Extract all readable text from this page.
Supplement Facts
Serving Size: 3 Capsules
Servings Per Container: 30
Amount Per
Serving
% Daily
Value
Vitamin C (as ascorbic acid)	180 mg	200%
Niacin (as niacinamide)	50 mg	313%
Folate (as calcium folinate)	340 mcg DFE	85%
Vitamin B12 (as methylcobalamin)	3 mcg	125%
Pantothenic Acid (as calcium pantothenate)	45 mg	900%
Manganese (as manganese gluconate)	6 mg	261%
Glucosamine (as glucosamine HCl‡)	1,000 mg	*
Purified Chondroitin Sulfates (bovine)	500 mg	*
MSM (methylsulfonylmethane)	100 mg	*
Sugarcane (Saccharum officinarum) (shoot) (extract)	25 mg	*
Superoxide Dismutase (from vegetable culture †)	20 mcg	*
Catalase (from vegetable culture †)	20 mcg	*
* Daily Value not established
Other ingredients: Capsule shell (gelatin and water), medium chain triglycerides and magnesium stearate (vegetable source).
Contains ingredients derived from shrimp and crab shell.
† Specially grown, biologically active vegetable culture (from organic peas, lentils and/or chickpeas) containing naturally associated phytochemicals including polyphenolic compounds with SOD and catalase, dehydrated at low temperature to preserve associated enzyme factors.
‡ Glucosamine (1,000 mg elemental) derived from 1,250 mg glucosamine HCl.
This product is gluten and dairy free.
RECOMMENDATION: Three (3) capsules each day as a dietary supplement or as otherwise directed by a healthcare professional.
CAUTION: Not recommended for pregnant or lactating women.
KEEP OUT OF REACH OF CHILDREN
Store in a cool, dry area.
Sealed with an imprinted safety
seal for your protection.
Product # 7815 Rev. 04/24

• [ABOUT THIS TASK]: Pull every line containing "derived" out of the entries.

• [EXERCISE SOLUTION]:
Contains ingredients derived from shrimp and crab shell.
‡ Glucosamine (1,000 mg elemental) derived from 1,250 mg glucosamine HCl.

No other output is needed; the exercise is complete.